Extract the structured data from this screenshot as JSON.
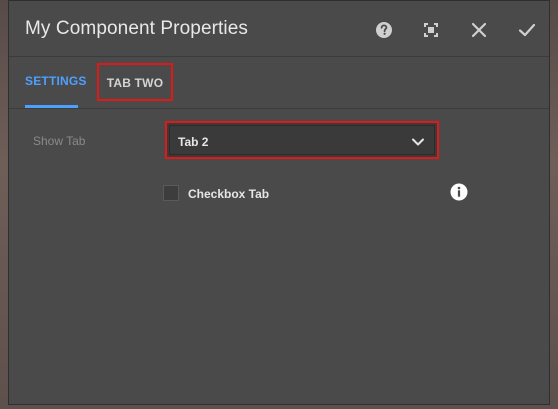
{
  "dialog": {
    "title": "My Component Properties",
    "icons": {
      "help": "help-icon",
      "fullscreen": "fullscreen-icon",
      "close": "close-icon",
      "done": "checkmark-icon"
    }
  },
  "tabs": [
    {
      "label": "SETTINGS",
      "active": true
    },
    {
      "label": "TAB TWO",
      "active": false
    }
  ],
  "form": {
    "show_tab_label": "Show Tab",
    "show_tab_value": "Tab 2",
    "checkbox_label": "Checkbox Tab",
    "checkbox_checked": false
  },
  "colors": {
    "accent": "#4ea0ff",
    "highlight": "#e01818",
    "dialog_bg": "#4a4a4a"
  }
}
☆ ☆ ☆ ☆ ☆ ☆ ☆
TASK TO COMPLETE: Every line of the material is to be quoted exactly, with no pictures carried over.

COMPLETED EXERCISE:
Extract the structured data from this screenshot as JSON.
{
  "dialog": {
    "title": "My Component Properties",
    "icons": {
      "help": "help-icon",
      "fullscreen": "fullscreen-icon",
      "close": "close-icon",
      "done": "checkmark-icon"
    }
  },
  "tabs": [
    {
      "label": "SETTINGS",
      "active": true
    },
    {
      "label": "TAB TWO",
      "active": false
    }
  ],
  "form": {
    "show_tab_label": "Show Tab",
    "show_tab_value": "Tab 2",
    "checkbox_label": "Checkbox Tab",
    "checkbox_checked": false
  },
  "colors": {
    "accent": "#4ea0ff",
    "highlight": "#e01818",
    "dialog_bg": "#4a4a4a"
  }
}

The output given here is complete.